Items from a data source
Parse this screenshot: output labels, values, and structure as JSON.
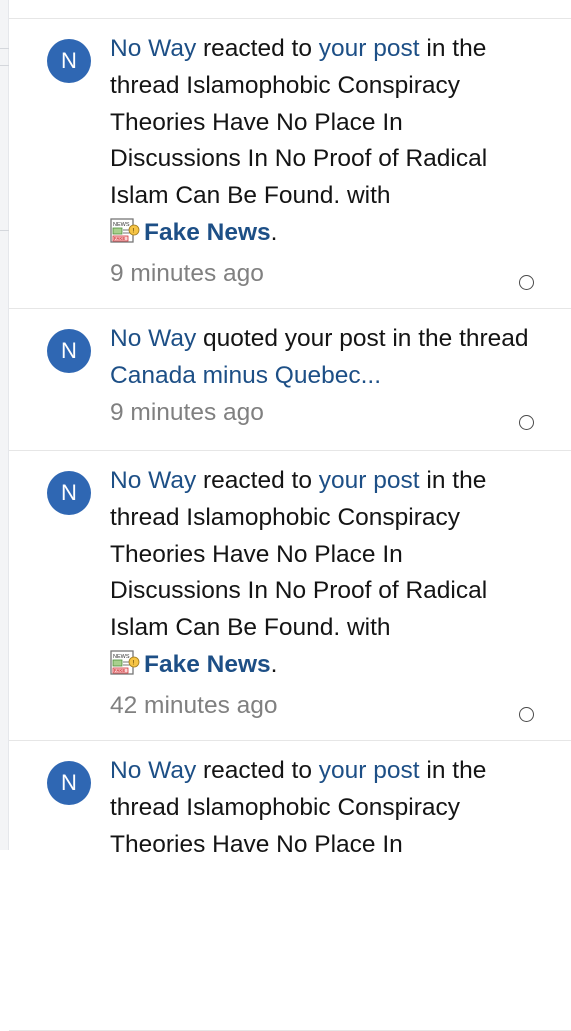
{
  "alerts": [
    {
      "avatar_letter": "N",
      "user": "No Way",
      "action": " reacted to ",
      "target": "your post",
      "text_before_thread": " in the thread ",
      "thread": "Islamophobic Conspiracy Theories Have No Place In Discussions In No Proof of Radical Islam Can Be Found.",
      "with_text": " with",
      "reaction": "Fake News",
      "reaction_icon": "fake-news-icon",
      "trailing": ".",
      "time": "9 minutes ago"
    },
    {
      "avatar_letter": "N",
      "user": "No Way",
      "action": " quoted your post in the thread ",
      "thread": "Canada minus Quebec...",
      "time": "9 minutes ago"
    },
    {
      "avatar_letter": "N",
      "user": "No Way",
      "action": " reacted to ",
      "target": "your post",
      "text_before_thread": " in the thread ",
      "thread": "Islamophobic Conspiracy Theories Have No Place In Discussions In No Proof of Radical Islam Can Be Found.",
      "with_text": " with",
      "reaction": "Fake News",
      "reaction_icon": "fake-news-icon",
      "trailing": ".",
      "time": "42 minutes ago"
    },
    {
      "avatar_letter": "N",
      "user": "No Way",
      "action": " reacted to ",
      "target": "your post",
      "text_before_thread": " in the thread ",
      "thread": "Islamophobic Conspiracy Theories Have No Place In"
    }
  ],
  "colors": {
    "avatar_bg": "#2f67b3",
    "link": "#1d4f86",
    "time": "#808080",
    "divider": "#e6e6e6"
  }
}
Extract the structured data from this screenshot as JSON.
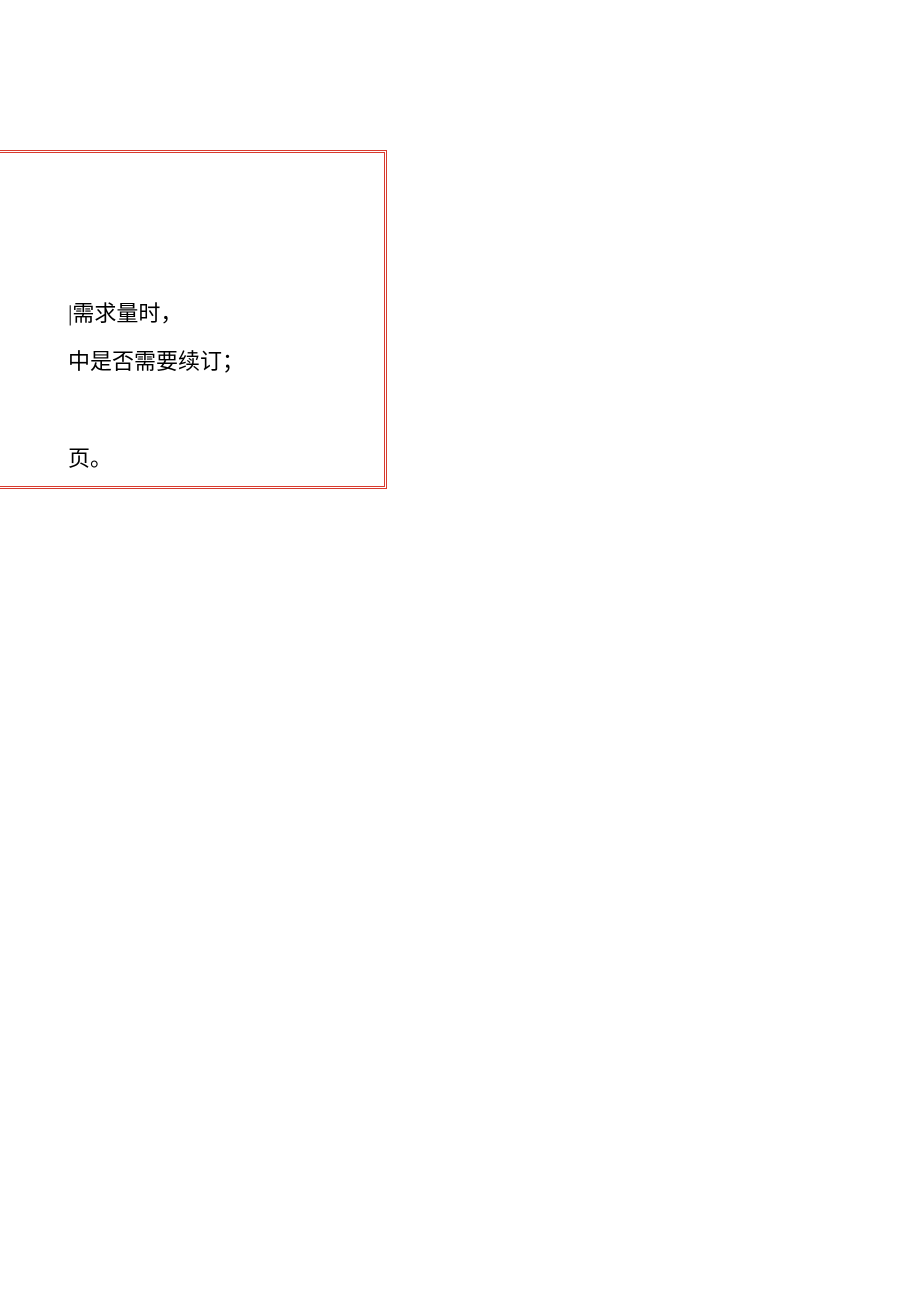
{
  "document": {
    "lines": [
      "|需求量时，",
      "中是否需要续订；",
      "页。"
    ]
  }
}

* _WHAT IS REQUIRED_:
Emit the lines from the line containing "Extract the structured" to the final line of the material, inclusive, exactly as written; pictures are excluded.

* _EXPECTED ANSWER_:
Extract the structured data from this screenshot as JSON.
{
  "document": {
    "lines": [
      "|需求量时，",
      "中是否需要续订；",
      "页。"
    ]
  }
}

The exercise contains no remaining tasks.